→ **INSTRUCTION**:
Repeat every line below exactly, word for word.
========
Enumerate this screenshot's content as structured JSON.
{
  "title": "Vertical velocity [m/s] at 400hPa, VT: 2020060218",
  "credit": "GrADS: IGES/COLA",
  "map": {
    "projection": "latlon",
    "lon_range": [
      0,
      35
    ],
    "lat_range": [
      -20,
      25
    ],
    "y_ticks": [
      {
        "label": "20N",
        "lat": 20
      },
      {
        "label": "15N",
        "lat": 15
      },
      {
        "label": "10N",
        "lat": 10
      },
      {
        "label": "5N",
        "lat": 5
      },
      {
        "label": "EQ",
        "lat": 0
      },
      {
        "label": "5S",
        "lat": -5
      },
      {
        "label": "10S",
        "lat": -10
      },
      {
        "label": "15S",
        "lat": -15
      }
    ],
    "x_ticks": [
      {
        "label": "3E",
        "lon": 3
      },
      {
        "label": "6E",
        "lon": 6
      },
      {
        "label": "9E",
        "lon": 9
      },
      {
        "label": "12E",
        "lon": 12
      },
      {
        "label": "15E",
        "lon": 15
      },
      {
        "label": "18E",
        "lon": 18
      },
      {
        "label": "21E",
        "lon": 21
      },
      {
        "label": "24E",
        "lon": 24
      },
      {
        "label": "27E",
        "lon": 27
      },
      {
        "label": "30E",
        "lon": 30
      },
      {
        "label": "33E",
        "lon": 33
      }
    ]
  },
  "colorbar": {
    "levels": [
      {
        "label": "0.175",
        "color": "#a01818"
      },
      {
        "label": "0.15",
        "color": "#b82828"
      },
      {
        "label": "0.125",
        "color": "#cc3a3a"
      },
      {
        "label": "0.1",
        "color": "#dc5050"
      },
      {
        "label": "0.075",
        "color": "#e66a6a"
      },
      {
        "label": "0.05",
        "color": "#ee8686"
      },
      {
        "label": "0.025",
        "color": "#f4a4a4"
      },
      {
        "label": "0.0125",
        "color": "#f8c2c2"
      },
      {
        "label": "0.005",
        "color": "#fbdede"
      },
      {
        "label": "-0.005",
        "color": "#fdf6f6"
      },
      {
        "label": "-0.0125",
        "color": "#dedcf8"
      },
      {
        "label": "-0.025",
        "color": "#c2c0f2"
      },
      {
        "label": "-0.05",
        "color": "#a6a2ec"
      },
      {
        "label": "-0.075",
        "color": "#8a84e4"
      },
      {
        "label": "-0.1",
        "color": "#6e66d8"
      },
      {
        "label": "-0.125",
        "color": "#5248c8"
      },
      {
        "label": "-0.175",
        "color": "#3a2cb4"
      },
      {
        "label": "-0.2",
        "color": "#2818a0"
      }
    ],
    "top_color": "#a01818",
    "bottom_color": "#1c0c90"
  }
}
========
→ **SOLVED EXERCISE**:
Enumerate this screenshot's content as structured JSON.
{
  "title": "Vertical velocity [m/s] at 400hPa, VT: 2020060218",
  "credit": "GrADS: IGES/COLA",
  "map": {
    "projection": "latlon",
    "lon_range": [
      0,
      35
    ],
    "lat_range": [
      -20,
      25
    ],
    "y_ticks": [
      {
        "label": "20N",
        "lat": 20
      },
      {
        "label": "15N",
        "lat": 15
      },
      {
        "label": "10N",
        "lat": 10
      },
      {
        "label": "5N",
        "lat": 5
      },
      {
        "label": "EQ",
        "lat": 0
      },
      {
        "label": "5S",
        "lat": -5
      },
      {
        "label": "10S",
        "lat": -10
      },
      {
        "label": "15S",
        "lat": -15
      }
    ],
    "x_ticks": [
      {
        "label": "3E",
        "lon": 3
      },
      {
        "label": "6E",
        "lon": 6
      },
      {
        "label": "9E",
        "lon": 9
      },
      {
        "label": "12E",
        "lon": 12
      },
      {
        "label": "15E",
        "lon": 15
      },
      {
        "label": "18E",
        "lon": 18
      },
      {
        "label": "21E",
        "lon": 21
      },
      {
        "label": "24E",
        "lon": 24
      },
      {
        "label": "27E",
        "lon": 27
      },
      {
        "label": "30E",
        "lon": 30
      },
      {
        "label": "33E",
        "lon": 33
      }
    ]
  },
  "colorbar": {
    "levels": [
      {
        "label": "0.175",
        "color": "#a01818"
      },
      {
        "label": "0.15",
        "color": "#b82828"
      },
      {
        "label": "0.125",
        "color": "#cc3a3a"
      },
      {
        "label": "0.1",
        "color": "#dc5050"
      },
      {
        "label": "0.075",
        "color": "#e66a6a"
      },
      {
        "label": "0.05",
        "color": "#ee8686"
      },
      {
        "label": "0.025",
        "color": "#f4a4a4"
      },
      {
        "label": "0.0125",
        "color": "#f8c2c2"
      },
      {
        "label": "0.005",
        "color": "#fbdede"
      },
      {
        "label": "-0.005",
        "color": "#fdf6f6"
      },
      {
        "label": "-0.0125",
        "color": "#dedcf8"
      },
      {
        "label": "-0.025",
        "color": "#c2c0f2"
      },
      {
        "label": "-0.05",
        "color": "#a6a2ec"
      },
      {
        "label": "-0.075",
        "color": "#8a84e4"
      },
      {
        "label": "-0.1",
        "color": "#6e66d8"
      },
      {
        "label": "-0.125",
        "color": "#5248c8"
      },
      {
        "label": "-0.175",
        "color": "#3a2cb4"
      },
      {
        "label": "-0.2",
        "color": "#2818a0"
      }
    ],
    "top_color": "#a01818",
    "bottom_color": "#1c0c90"
  }
}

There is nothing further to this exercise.